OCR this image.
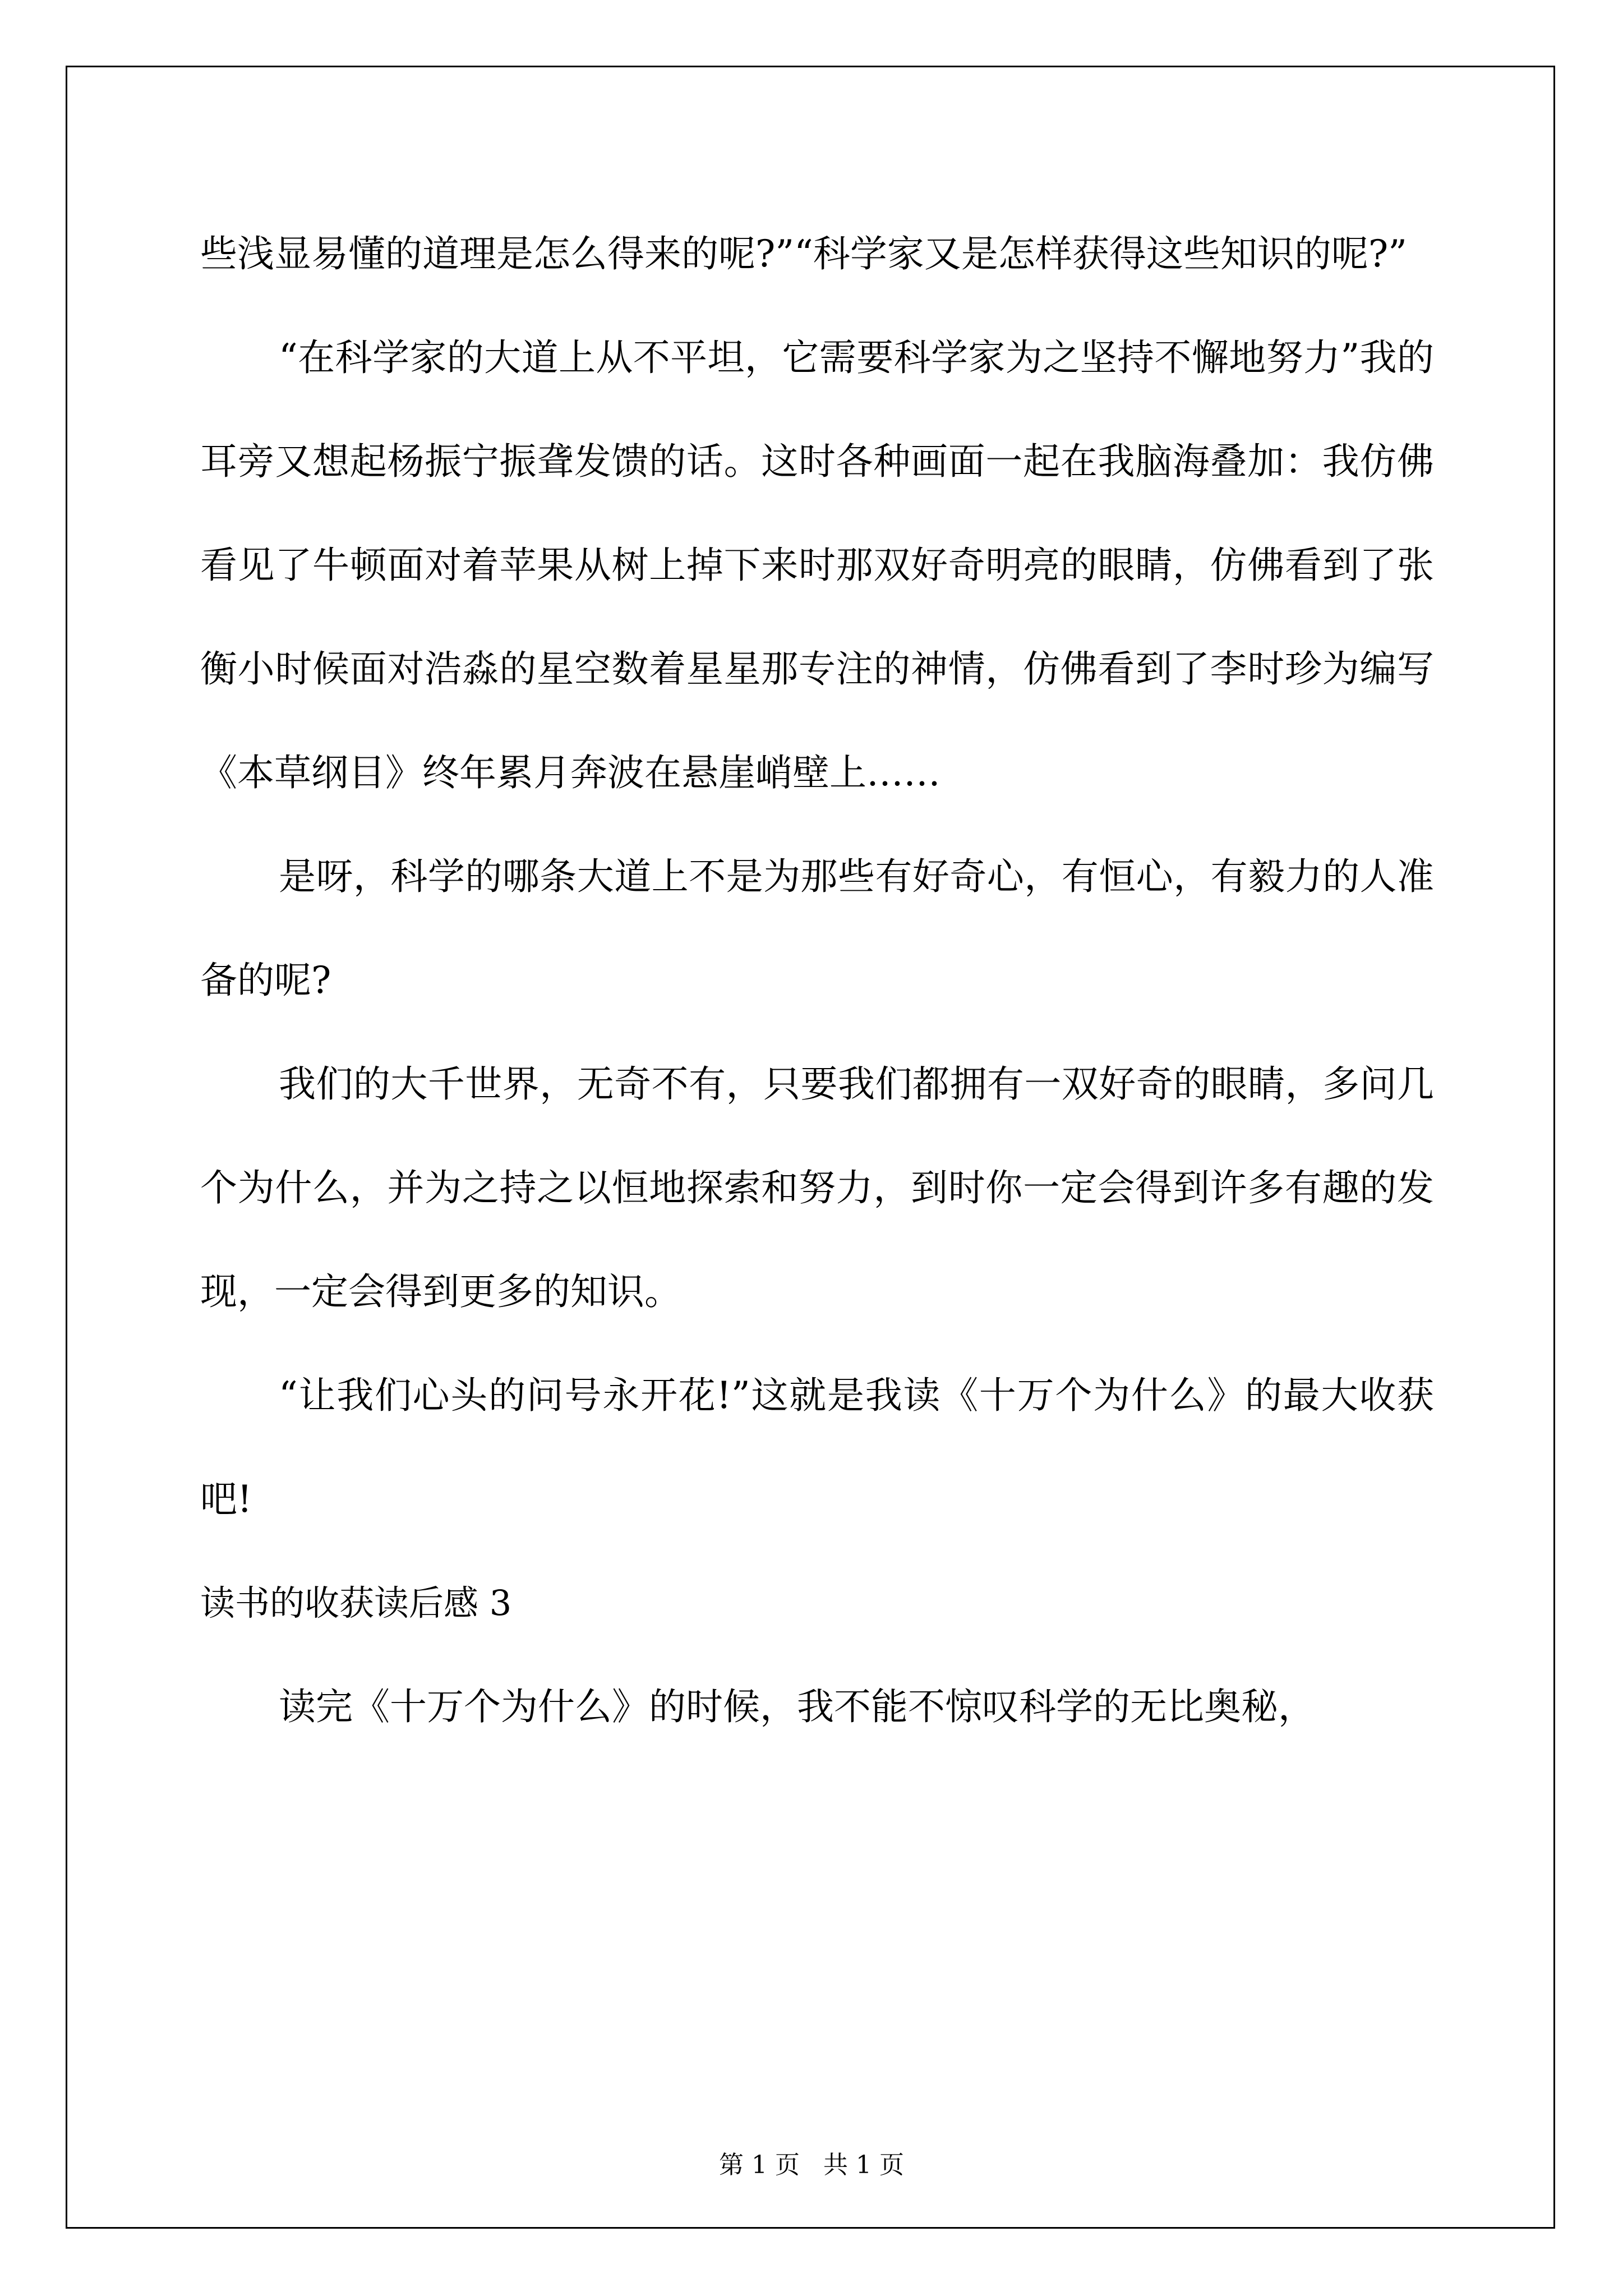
些浅显易懂的道理是怎么得来的呢?”“科学家又是怎样获得这些知识的呢?”

“在科学家的大道上从不平坦，它需要科学家为之坚持不懈地努力”我的耳旁又想起杨振宁振聋发馈的话。这时各种画面一起在我脑海叠加：我仿佛看见了牛顿面对着苹果从树上掉下来时那双好奇明亮的眼睛，仿佛看到了张衡小时候面对浩淼的星空数着星星那专注的神情，仿佛看到了李时珍为编写《本草纲目》终年累月奔波在悬崖峭壁上……

是呀，科学的哪条大道上不是为那些有好奇心，有恒心，有毅力的人准备的呢?

我们的大千世界，无奇不有，只要我们都拥有一双好奇的眼睛，多问几个为什么，并为之持之以恒地探索和努力，到时你一定会得到许多有趣的发现，一定会得到更多的知识。

“让我们心头的问号永开花!”这就是我读《十万个为什么》的最大收获吧!

读书的收获读后感 3

读完《十万个为什么》的时候，我不能不惊叹科学的无比奥秘，

第 1 页   共 1 页
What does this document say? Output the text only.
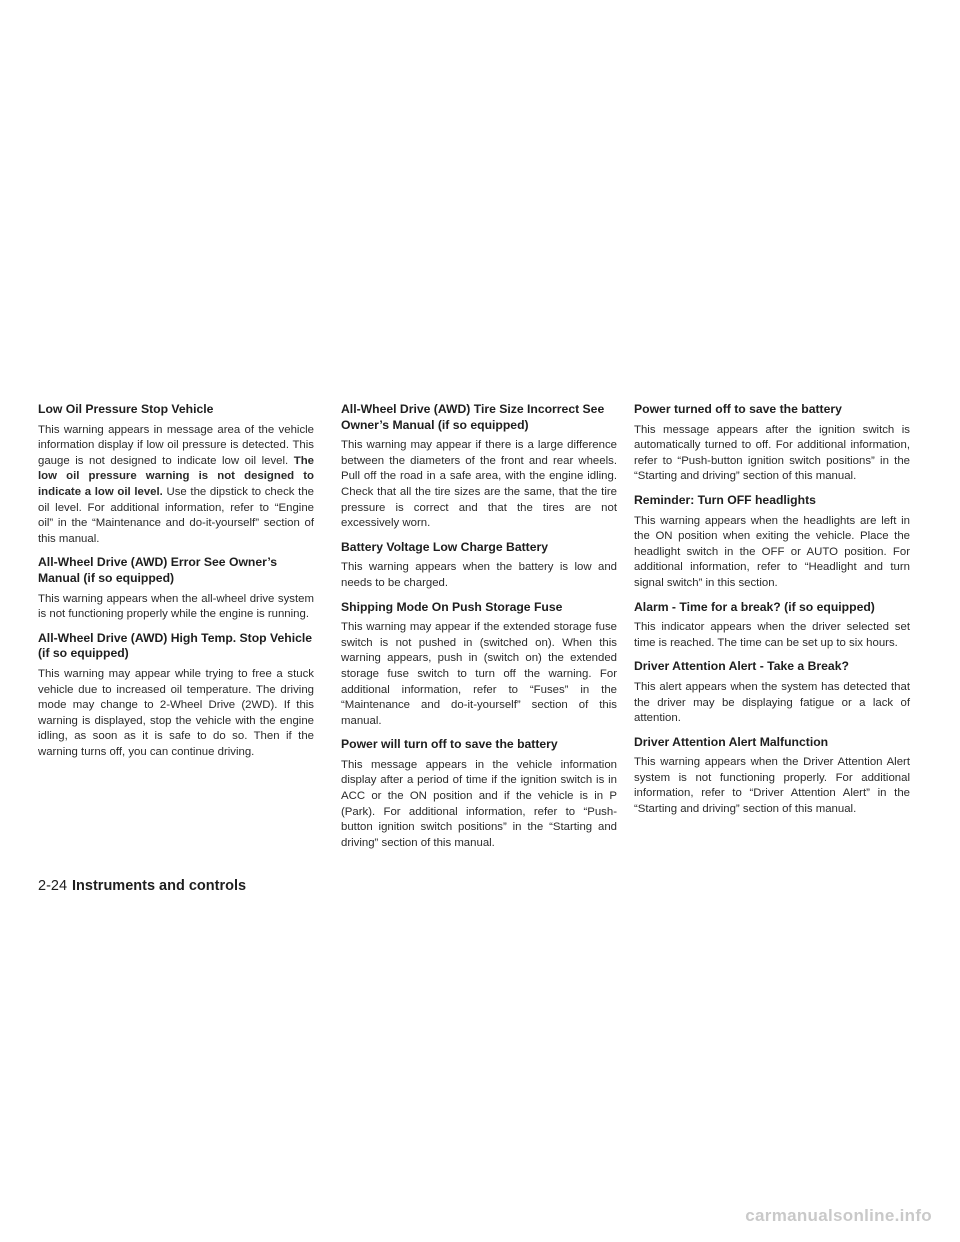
Low Oil Pressure Stop Vehicle

This warning appears in message area of the vehicle information display if low oil pressure is detected. This gauge is not designed to indicate low oil level. The low oil pressure warning is not designed to indicate a low oil level. Use the dipstick to check the oil level. For additional information, refer to “Engine oil” in the “Maintenance and do-it-yourself” section of this manual.

All-Wheel Drive (AWD) Error See Owner’s Manual (if so equipped)

This warning appears when the all-wheel drive system is not functioning properly while the engine is running.

All-Wheel Drive (AWD) High Temp. Stop Vehicle (if so equipped)

This warning may appear while trying to free a stuck vehicle due to increased oil temperature. The driving mode may change to 2-Wheel Drive (2WD). If this warning is displayed, stop the vehicle with the engine idling, as soon as it is safe to do so. Then if the warning turns off, you can continue driving.

All-Wheel Drive (AWD) Tire Size Incorrect See Owner’s Manual (if so equipped)

This warning may appear if there is a large difference between the diameters of the front and rear wheels. Pull off the road in a safe area, with the engine idling. Check that all the tire sizes are the same, that the tire pressure is correct and that the tires are not excessively worn.

Battery Voltage Low Charge Battery

This warning appears when the battery is low and needs to be charged.

Shipping Mode On Push Storage Fuse

This warning may appear if the extended storage fuse switch is not pushed in (switched on). When this warning appears, push in (switch on) the extended storage fuse switch to turn off the warning. For additional information, refer to “Fuses” in the “Maintenance and do-it-yourself” section of this manual.

Power will turn off to save the battery

This message appears in the vehicle information display after a period of time if the ignition switch is in ACC or the ON position and if the vehicle is in P (Park). For additional information, refer to “Push-button ignition switch positions” in the “Starting and driving” section of this manual.

Power turned off to save the battery

This message appears after the ignition switch is automatically turned to off. For additional information, refer to “Push-button ignition switch positions” in the “Starting and driving” section of this manual.

Reminder: Turn OFF headlights

This warning appears when the headlights are left in the ON position when exiting the vehicle. Place the headlight switch in the OFF or AUTO position. For additional information, refer to “Headlight and turn signal switch” in this section.

Alarm - Time for a break? (if so equipped)

This indicator appears when the driver selected set time is reached. The time can be set up to six hours.

Driver Attention Alert - Take a Break?

This alert appears when the system has detected that the driver may be displaying fatigue or a lack of attention.

Driver Attention Alert Malfunction

This warning appears when the Driver Attention Alert system is not functioning properly. For additional information, refer to “Driver Attention Alert” in the “Starting and driving” section of this manual.

2-24 Instruments and controls
carmanualsonline.info
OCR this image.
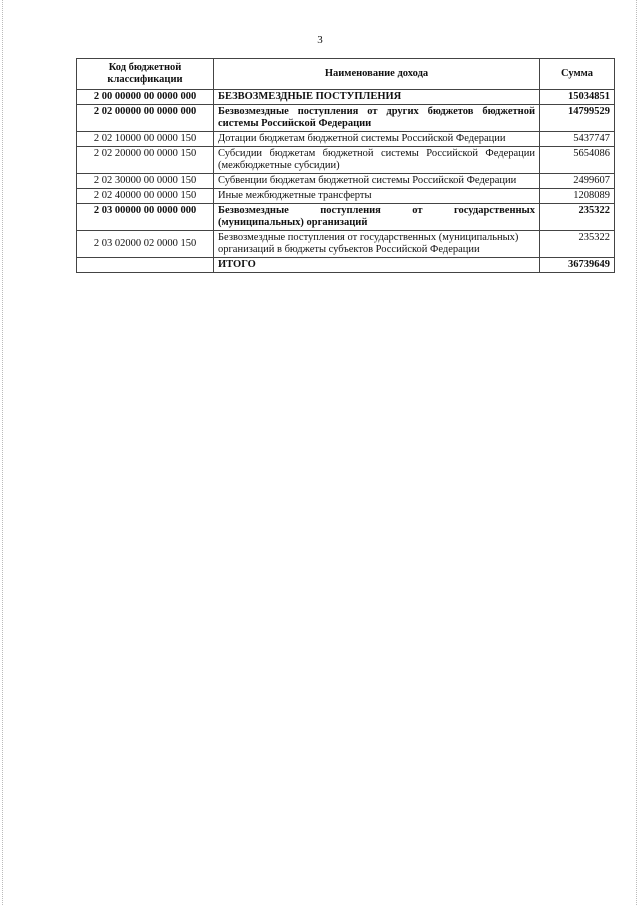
3
Код бюджетной классификации	Наименование дохода	Сумма
2 00 00000 00 0000 000	БЕЗВОЗМЕЗДНЫЕ ПОСТУПЛЕНИЯ	15034851
2 02 00000 00 0000 000	Безвозмездные поступления от других бюджетов бюджетной системы Российской Федерации	14799529
2 02 10000 00 0000 150	Дотации бюджетам бюджетной системы Российской Федерации	5437747
2 02 20000 00 0000 150	Субсидии бюджетам бюджетной системы Российской Федерации (межбюджетные субсидии)	5654086
2 02 30000 00 0000 150	Субвенции бюджетам бюджетной системы Российской Федерации	2499607
2 02 40000 00 0000 150	Иные межбюджетные трансферты	1208089
2 03 00000 00 0000 000	Безвозмездные поступления от государственных (муниципальных) организаций	235322
2 03 02000 02 0000 150	Безвозмездные поступления от государственных (муниципальных) организаций в бюджеты субъектов Российской Федерации	235322
	ИТОГО	36739649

————

EXERCISE DETAILS
Copy out each line of the records that holds the string "межбюджетные".

RESULT OF THIS TASK
2 02 20000 00 0000 150	Субсидии бюджетам бюджетной системы Российской Федерации (межбюджетные субсидии)	5654086
2 02 40000 00 0000 150	Иные межбюджетные трансферты	1208089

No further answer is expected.